TASK PROMPT
Answer with one number: the count of lines in the listing below that hold the word "morphing".

··· RECORDS FOR THE TASK

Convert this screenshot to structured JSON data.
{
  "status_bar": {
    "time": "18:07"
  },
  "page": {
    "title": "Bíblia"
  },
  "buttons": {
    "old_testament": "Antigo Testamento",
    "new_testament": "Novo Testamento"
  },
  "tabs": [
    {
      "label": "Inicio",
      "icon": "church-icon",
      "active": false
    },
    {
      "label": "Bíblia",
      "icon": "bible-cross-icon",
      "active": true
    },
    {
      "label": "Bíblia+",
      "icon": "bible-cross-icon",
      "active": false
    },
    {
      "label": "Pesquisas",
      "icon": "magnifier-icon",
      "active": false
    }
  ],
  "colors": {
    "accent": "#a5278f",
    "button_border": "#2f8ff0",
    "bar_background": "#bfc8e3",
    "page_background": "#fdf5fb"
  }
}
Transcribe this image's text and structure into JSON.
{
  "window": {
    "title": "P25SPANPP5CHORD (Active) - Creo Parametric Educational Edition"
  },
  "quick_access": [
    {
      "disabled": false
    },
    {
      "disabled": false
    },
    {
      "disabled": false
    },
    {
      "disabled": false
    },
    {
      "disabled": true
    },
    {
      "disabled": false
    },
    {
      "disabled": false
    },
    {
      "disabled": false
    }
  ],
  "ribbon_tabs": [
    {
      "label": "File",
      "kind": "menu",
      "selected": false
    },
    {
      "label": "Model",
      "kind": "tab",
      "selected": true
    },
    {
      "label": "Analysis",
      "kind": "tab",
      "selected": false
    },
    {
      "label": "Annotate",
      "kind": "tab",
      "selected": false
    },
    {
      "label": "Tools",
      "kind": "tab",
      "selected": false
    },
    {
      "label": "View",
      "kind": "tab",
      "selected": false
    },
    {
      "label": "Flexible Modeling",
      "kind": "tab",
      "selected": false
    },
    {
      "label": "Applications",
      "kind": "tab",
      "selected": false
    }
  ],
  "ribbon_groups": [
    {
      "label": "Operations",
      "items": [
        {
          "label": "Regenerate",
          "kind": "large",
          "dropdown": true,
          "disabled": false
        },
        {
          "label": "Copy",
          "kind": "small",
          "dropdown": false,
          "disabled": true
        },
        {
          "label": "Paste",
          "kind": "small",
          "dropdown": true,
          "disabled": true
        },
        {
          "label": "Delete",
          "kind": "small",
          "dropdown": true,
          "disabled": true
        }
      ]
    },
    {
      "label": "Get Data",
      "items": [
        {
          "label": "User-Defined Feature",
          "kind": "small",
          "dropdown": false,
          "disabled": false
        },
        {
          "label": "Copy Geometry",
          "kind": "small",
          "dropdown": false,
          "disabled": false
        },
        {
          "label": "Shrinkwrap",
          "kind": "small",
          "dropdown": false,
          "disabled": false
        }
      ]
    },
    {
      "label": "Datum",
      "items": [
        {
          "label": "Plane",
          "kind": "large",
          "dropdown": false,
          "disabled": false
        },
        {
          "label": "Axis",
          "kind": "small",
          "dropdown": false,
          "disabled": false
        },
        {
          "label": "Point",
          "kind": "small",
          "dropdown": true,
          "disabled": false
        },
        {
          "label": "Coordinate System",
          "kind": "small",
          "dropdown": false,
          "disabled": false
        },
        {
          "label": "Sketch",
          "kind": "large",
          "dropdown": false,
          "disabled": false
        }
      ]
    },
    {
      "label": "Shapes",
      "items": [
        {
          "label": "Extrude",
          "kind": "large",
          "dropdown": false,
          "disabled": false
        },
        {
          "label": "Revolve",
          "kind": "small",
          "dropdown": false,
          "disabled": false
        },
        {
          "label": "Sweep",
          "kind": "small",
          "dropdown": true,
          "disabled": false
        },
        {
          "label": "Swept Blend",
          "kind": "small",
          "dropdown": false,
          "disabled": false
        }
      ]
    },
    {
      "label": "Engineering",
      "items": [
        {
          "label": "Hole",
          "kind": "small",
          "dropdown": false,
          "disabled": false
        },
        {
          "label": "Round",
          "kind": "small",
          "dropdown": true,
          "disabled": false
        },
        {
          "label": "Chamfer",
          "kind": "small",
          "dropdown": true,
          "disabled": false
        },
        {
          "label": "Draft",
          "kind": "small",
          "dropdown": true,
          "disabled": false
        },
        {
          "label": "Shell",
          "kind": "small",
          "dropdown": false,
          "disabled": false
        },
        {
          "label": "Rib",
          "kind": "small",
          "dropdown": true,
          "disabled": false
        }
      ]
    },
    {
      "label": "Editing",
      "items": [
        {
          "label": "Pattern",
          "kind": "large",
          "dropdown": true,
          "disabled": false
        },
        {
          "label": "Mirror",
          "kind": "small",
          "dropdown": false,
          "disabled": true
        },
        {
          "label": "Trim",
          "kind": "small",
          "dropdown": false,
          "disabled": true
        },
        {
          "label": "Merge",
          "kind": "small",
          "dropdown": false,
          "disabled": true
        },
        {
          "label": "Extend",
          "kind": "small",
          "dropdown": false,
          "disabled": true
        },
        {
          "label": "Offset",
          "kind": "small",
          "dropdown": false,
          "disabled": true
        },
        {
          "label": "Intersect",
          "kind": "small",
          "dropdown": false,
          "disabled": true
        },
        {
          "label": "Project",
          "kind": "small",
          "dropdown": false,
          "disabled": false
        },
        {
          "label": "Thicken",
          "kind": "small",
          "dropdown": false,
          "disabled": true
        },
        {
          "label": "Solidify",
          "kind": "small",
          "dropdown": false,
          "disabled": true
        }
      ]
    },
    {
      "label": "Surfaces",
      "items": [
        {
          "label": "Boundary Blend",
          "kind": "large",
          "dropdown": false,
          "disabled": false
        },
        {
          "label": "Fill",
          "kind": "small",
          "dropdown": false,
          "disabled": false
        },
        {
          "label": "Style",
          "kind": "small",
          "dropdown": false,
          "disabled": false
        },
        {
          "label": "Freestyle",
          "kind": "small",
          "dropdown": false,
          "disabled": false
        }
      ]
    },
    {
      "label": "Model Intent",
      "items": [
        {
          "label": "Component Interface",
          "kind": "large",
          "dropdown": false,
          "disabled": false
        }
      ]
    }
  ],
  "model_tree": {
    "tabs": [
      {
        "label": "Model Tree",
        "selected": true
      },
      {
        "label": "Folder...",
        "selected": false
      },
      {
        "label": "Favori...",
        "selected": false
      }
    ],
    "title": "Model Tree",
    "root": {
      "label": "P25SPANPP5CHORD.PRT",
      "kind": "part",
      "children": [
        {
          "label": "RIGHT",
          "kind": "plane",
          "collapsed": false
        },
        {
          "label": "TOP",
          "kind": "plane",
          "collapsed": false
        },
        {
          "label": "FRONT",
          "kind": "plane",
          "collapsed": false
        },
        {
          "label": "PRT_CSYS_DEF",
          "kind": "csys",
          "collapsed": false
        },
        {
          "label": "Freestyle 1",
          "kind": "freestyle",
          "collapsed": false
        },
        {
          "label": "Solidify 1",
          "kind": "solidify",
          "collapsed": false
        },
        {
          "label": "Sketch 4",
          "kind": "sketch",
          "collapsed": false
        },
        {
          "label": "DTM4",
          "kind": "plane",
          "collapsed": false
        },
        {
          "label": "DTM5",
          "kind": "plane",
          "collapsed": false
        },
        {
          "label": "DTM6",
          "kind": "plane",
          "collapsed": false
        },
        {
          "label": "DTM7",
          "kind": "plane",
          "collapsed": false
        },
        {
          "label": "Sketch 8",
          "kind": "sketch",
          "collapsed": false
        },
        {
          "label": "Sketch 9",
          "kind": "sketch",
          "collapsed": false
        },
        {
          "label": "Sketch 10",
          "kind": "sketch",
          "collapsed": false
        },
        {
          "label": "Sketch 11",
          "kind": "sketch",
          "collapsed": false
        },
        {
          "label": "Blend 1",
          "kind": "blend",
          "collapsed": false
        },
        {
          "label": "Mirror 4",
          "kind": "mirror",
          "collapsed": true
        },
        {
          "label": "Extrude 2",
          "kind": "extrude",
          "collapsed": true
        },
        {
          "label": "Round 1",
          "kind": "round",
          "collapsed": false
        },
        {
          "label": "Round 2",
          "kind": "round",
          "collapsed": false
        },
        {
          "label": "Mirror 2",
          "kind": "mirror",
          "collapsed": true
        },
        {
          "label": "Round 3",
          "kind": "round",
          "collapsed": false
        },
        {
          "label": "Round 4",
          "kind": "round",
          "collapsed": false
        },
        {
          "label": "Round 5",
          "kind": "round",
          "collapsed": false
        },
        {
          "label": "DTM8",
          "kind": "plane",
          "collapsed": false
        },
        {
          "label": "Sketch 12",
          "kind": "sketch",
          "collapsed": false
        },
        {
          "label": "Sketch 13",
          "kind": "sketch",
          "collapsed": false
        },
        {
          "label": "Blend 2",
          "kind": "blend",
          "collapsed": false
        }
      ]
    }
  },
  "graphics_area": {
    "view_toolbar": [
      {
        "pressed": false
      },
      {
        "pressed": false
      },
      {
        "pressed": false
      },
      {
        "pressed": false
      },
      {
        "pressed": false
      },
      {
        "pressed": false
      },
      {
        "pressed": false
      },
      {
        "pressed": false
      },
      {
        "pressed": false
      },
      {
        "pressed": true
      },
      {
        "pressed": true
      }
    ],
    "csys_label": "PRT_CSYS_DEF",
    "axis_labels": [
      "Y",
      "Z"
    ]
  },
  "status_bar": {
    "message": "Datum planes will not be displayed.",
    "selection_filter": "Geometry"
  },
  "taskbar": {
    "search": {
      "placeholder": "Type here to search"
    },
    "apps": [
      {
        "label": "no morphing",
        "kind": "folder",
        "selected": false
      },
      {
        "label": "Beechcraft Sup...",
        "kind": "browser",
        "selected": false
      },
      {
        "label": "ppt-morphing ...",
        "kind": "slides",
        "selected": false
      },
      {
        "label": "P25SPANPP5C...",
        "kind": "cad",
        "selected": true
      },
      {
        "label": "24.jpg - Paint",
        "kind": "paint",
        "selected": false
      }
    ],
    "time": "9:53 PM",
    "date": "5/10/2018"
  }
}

······

WRITTEN SOLUTION
2